Saved data entries:
** START **
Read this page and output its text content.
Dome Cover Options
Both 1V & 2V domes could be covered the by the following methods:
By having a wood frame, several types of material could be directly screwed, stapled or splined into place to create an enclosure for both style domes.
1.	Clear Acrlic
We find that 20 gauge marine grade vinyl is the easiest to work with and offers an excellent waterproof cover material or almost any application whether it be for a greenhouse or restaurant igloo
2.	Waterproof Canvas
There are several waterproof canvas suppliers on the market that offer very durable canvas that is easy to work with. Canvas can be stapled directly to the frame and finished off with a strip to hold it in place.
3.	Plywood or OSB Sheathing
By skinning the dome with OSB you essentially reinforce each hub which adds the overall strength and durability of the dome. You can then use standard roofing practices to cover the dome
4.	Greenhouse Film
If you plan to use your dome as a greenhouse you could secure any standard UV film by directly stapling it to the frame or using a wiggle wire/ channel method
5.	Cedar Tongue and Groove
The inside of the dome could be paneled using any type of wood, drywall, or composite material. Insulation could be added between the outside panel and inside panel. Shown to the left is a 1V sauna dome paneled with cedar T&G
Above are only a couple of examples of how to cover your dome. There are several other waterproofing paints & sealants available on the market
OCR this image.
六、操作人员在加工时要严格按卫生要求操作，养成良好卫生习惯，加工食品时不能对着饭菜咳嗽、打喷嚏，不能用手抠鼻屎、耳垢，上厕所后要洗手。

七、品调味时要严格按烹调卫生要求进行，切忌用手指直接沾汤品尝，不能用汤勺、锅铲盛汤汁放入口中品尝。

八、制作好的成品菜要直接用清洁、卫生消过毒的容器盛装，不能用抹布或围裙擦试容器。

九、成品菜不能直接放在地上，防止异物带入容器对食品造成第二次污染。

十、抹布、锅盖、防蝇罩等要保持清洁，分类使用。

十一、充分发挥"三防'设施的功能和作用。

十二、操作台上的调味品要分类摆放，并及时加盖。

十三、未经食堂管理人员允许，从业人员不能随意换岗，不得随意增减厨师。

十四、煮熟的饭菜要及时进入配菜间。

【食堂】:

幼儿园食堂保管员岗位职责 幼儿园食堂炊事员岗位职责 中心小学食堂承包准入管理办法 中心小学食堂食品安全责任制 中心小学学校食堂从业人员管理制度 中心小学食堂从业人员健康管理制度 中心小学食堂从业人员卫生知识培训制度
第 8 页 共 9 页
** END **
> **TASK DIRECTIONS**
Write out the records above again, keeping each one identical to the original.

> **SOLUTION FOR THIS EXERCISE**
Read this page and output its text content.
Dome Cover Options
Both 1V & 2V domes could be covered the by the following methods:
By having a wood frame, several types of material could be directly screwed, stapled or splined into place to create an enclosure for both style domes.
1.	Clear Acrlic
We find that 20 gauge marine grade vinyl is the easiest to work with and offers an excellent waterproof cover material or almost any application whether it be for a greenhouse or restaurant igloo
2.	Waterproof Canvas
There are several waterproof canvas suppliers on the market that offer very durable canvas that is easy to work with. Canvas can be stapled directly to the frame and finished off with a strip to hold it in place.
3.	Plywood or OSB Sheathing
By skinning the dome with OSB you essentially reinforce each hub which adds the overall strength and durability of the dome. You can then use standard roofing practices to cover the dome
4.	Greenhouse Film
If you plan to use your dome as a greenhouse you could secure any standard UV film by directly stapling it to the frame or using a wiggle wire/ channel method
5.	Cedar Tongue and Groove
The inside of the dome could be paneled using any type of wood, drywall, or composite material. Insulation could be added between the outside panel and inside panel. Shown to the left is a 1V sauna dome paneled with cedar T&G
Above are only a couple of examples of how to cover your dome. There are several other waterproofing paints & sealants available on the market
OCR this image.
六、操作人员在加工时要严格按卫生要求操作，养成良好卫生习惯，加工食品时不能对着饭菜咳嗽、打喷嚏，不能用手抠鼻屎、耳垢，上厕所后要洗手。

七、品调味时要严格按烹调卫生要求进行，切忌用手指直接沾汤品尝，不能用汤勺、锅铲盛汤汁放入口中品尝。

八、制作好的成品菜要直接用清洁、卫生消过毒的容器盛装，不能用抹布或围裙擦试容器。

九、成品菜不能直接放在地上，防止异物带入容器对食品造成第二次污染。

十、抹布、锅盖、防蝇罩等要保持清洁，分类使用。

十一、充分发挥"三防'设施的功能和作用。

十二、操作台上的调味品要分类摆放，并及时加盖。

十三、未经食堂管理人员允许，从业人员不能随意换岗，不得随意增减厨师。

十四、煮熟的饭菜要及时进入配菜间。

【食堂】:

幼儿园食堂保管员岗位职责 幼儿园食堂炊事员岗位职责 中心小学食堂承包准入管理办法 中心小学食堂食品安全责任制 中心小学学校食堂从业人员管理制度 中心小学食堂从业人员健康管理制度 中心小学食堂从业人员卫生知识培训制度
第 8 页 共 9 页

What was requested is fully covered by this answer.